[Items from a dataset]
>>>

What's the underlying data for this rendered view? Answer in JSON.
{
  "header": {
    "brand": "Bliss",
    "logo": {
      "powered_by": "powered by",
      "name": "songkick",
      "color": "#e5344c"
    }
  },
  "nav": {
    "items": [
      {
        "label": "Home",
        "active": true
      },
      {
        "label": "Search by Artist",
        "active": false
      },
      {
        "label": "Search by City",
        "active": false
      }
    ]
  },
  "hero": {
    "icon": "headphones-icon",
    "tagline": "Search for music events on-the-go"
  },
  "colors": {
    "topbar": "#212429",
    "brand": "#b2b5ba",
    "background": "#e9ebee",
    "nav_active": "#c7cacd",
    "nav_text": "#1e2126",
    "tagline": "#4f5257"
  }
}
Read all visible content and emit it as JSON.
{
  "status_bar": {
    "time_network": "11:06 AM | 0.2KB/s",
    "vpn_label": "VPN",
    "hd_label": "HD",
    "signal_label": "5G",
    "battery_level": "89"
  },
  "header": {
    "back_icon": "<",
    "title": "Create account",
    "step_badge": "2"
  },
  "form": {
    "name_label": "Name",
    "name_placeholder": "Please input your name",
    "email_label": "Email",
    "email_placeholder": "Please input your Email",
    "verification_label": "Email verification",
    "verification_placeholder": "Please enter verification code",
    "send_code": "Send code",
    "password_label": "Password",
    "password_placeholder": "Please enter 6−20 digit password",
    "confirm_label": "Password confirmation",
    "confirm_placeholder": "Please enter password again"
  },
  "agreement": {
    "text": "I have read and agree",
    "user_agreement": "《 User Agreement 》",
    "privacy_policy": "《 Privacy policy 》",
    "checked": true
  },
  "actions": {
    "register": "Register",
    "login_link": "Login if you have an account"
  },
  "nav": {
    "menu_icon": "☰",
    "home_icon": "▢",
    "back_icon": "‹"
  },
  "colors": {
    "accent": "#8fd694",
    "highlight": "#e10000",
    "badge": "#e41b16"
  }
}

<<<

> AIM OF THE EXERCISE
Copy out each line above, character for character.

> TASK OUTPUT
What's the underlying data for this rendered view? Answer in JSON.
{
  "header": {
    "brand": "Bliss",
    "logo": {
      "powered_by": "powered by",
      "name": "songkick",
      "color": "#e5344c"
    }
  },
  "nav": {
    "items": [
      {
        "label": "Home",
        "active": true
      },
      {
        "label": "Search by Artist",
        "active": false
      },
      {
        "label": "Search by City",
        "active": false
      }
    ]
  },
  "hero": {
    "icon": "headphones-icon",
    "tagline": "Search for music events on-the-go"
  },
  "colors": {
    "topbar": "#212429",
    "brand": "#b2b5ba",
    "background": "#e9ebee",
    "nav_active": "#c7cacd",
    "nav_text": "#1e2126",
    "tagline": "#4f5257"
  }
}
Read all visible content and emit it as JSON.
{
  "status_bar": {
    "time_network": "11:06 AM | 0.2KB/s",
    "vpn_label": "VPN",
    "hd_label": "HD",
    "signal_label": "5G",
    "battery_level": "89"
  },
  "header": {
    "back_icon": "<",
    "title": "Create account",
    "step_badge": "2"
  },
  "form": {
    "name_label": "Name",
    "name_placeholder": "Please input your name",
    "email_label": "Email",
    "email_placeholder": "Please input your Email",
    "verification_label": "Email verification",
    "verification_placeholder": "Please enter verification code",
    "send_code": "Send code",
    "password_label": "Password",
    "password_placeholder": "Please enter 6−20 digit password",
    "confirm_label": "Password confirmation",
    "confirm_placeholder": "Please enter password again"
  },
  "agreement": {
    "text": "I have read and agree",
    "user_agreement": "《 User Agreement 》",
    "privacy_policy": "《 Privacy policy 》",
    "checked": true
  },
  "actions": {
    "register": "Register",
    "login_link": "Login if you have an account"
  },
  "nav": {
    "menu_icon": "☰",
    "home_icon": "▢",
    "back_icon": "‹"
  },
  "colors": {
    "accent": "#8fd694",
    "highlight": "#e10000",
    "badge": "#e41b16"
  }
}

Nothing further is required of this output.